→ What is asked: In the data below, locate each line with the word "Computer" and list it.

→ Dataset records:
↓↓↓

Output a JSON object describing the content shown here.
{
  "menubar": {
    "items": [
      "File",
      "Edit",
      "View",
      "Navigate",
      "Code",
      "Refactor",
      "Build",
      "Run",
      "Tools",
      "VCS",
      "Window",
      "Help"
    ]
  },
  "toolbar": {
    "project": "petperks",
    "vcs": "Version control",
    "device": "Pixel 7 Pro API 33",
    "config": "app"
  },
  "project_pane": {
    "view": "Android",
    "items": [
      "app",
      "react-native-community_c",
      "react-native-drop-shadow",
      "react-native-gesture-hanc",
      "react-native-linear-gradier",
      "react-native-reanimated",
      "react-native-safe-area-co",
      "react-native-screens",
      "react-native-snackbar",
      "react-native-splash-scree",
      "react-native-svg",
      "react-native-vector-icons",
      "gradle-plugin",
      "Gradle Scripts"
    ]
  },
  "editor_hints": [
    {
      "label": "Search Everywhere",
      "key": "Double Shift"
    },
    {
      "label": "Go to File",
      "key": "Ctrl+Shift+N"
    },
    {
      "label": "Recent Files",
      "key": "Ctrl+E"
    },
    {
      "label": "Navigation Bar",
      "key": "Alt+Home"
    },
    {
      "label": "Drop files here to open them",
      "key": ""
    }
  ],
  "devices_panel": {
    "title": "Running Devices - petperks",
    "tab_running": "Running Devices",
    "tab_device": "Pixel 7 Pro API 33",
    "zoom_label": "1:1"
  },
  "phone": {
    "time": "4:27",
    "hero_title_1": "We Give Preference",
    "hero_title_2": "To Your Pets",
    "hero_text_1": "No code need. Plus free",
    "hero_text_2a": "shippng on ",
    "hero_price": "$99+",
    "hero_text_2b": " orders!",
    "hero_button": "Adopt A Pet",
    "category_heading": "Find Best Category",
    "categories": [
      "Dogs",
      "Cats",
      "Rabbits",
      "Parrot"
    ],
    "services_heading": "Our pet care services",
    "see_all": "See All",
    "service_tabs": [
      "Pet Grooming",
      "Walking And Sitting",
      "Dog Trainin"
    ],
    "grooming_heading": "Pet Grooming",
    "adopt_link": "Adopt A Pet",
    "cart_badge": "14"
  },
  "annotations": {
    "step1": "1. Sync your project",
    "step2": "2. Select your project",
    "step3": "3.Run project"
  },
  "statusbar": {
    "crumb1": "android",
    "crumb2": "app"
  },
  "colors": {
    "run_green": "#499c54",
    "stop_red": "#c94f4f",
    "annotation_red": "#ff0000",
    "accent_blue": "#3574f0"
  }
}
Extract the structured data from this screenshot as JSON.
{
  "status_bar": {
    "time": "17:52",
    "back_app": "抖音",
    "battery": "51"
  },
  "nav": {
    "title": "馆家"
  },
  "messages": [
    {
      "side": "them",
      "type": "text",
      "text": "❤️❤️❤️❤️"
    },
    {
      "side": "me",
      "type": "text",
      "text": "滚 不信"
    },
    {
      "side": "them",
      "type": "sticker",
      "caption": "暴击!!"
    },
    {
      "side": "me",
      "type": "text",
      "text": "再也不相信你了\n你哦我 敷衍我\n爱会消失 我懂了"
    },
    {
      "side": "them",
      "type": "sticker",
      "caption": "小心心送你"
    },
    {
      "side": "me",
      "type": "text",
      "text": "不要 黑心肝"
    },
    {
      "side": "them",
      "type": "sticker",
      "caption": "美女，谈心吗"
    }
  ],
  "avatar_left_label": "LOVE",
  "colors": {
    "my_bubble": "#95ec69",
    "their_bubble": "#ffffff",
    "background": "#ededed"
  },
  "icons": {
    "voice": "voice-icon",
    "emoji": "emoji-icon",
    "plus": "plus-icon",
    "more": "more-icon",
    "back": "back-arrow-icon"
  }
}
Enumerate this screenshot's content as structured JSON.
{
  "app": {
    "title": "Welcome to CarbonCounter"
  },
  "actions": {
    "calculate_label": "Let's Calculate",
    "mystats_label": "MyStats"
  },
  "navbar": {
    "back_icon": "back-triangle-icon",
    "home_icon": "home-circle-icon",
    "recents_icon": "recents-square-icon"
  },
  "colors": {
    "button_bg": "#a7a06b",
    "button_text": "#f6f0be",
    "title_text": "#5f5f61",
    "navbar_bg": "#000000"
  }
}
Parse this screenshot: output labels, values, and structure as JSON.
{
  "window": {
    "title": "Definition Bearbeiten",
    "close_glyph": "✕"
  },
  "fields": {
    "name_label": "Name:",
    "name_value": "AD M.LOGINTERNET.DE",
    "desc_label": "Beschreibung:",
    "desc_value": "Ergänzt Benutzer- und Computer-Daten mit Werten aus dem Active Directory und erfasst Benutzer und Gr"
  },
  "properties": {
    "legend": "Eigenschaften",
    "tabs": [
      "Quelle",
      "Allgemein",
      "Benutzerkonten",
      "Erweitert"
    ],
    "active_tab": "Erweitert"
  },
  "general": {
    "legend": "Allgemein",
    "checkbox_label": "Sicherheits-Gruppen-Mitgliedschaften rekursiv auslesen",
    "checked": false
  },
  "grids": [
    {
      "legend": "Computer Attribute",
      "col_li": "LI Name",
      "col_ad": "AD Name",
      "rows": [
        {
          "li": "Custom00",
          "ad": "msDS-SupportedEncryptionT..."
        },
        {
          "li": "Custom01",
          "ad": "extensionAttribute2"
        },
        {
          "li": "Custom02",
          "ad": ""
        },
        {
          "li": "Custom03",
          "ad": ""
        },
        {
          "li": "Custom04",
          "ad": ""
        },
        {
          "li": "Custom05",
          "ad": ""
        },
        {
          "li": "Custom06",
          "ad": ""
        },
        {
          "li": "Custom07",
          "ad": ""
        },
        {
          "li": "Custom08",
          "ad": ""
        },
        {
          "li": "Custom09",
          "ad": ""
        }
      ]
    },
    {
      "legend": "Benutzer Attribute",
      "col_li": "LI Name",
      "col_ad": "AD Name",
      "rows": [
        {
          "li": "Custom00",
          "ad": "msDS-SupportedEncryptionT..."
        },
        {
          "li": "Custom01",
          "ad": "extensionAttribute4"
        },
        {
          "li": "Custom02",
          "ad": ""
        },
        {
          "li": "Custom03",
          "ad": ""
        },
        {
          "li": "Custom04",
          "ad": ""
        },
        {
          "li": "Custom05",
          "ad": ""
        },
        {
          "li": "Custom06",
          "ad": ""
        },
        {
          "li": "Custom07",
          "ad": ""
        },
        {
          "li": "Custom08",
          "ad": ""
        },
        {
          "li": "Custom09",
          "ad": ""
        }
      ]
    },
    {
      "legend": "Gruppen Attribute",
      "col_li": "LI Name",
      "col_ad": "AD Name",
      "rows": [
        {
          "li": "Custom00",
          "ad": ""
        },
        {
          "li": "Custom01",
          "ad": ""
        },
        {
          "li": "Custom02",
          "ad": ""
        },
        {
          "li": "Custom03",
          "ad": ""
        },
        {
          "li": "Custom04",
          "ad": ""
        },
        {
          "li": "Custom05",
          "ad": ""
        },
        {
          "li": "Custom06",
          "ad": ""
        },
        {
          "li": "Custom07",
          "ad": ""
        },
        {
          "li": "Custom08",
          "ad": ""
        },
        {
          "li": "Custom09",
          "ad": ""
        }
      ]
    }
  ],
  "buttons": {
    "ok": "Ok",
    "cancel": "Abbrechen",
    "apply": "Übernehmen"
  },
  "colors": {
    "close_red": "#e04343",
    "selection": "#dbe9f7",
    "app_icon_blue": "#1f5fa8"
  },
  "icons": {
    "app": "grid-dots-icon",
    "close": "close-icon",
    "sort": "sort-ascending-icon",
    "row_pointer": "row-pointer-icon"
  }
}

↑↑↑

→ Written answer:
    "desc_value": "Ergänzt Benutzer- und Computer-Daten mit Werten aus dem Active Directory und erfasst Benutzer und Gr"
      "legend": "Computer Attribute",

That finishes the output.